▶ Data excerpts
────────────────
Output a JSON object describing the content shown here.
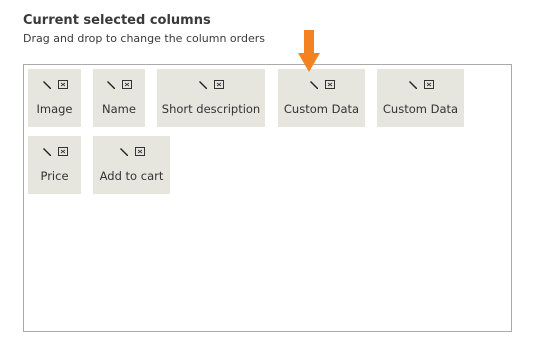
{
  "section": {
    "title": "Current selected columns",
    "subtitle": "Drag and drop to change the column orders"
  },
  "columns": [
    {
      "label": "Image"
    },
    {
      "label": "Name"
    },
    {
      "label": "Short description"
    },
    {
      "label": "Custom Data"
    },
    {
      "label": "Custom Data"
    },
    {
      "label": "Price"
    },
    {
      "label": "Add to cart"
    }
  ],
  "icons": {
    "edit": "pencil-icon",
    "remove": "remove-icon",
    "drop_indicator": "arrow-down-icon"
  },
  "colors": {
    "card_background": "#e6e6df",
    "indicator": "#f58220",
    "border": "#aaaaaa"
  }
}
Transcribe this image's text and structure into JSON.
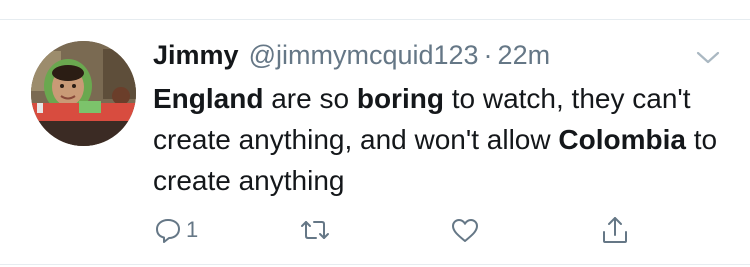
{
  "tweet": {
    "display_name": "Jimmy",
    "handle": "@jimmymcquid123",
    "separator": "·",
    "timestamp": "22m",
    "text_segments": [
      {
        "text": "England",
        "bold": true
      },
      {
        "text": " are so ",
        "bold": false
      },
      {
        "text": "boring",
        "bold": true
      },
      {
        "text": " to watch, they can't create anything, and won't allow ",
        "bold": false
      },
      {
        "text": "Colombia",
        "bold": true
      },
      {
        "text": " to create anything",
        "bold": false
      }
    ]
  },
  "actions": {
    "reply_icon": "reply-icon",
    "reply_count": "1",
    "retweet_icon": "retweet-icon",
    "like_icon": "heart-icon",
    "share_icon": "share-icon"
  },
  "colors": {
    "text": "#14171a",
    "secondary": "#657786",
    "icon": "#657786",
    "divider": "#e6ecf0"
  }
}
────────────────
▶ What you should do
Retype the records above exactly, starting at the line that contains "Transcribe this image's" and going through the last line, and leave out any pictures.

▶ Finished task
Transcribe this image's text and structure into JSON.
{
  "tweet": {
    "display_name": "Jimmy",
    "handle": "@jimmymcquid123",
    "separator": "·",
    "timestamp": "22m",
    "text_segments": [
      {
        "text": "England",
        "bold": true
      },
      {
        "text": " are so ",
        "bold": false
      },
      {
        "text": "boring",
        "bold": true
      },
      {
        "text": " to watch, they can't create anything, and won't allow ",
        "bold": false
      },
      {
        "text": "Colombia",
        "bold": true
      },
      {
        "text": " to create anything",
        "bold": false
      }
    ]
  },
  "actions": {
    "reply_icon": "reply-icon",
    "reply_count": "1",
    "retweet_icon": "retweet-icon",
    "like_icon": "heart-icon",
    "share_icon": "share-icon"
  },
  "colors": {
    "text": "#14171a",
    "secondary": "#657786",
    "icon": "#657786",
    "divider": "#e6ecf0"
  }
}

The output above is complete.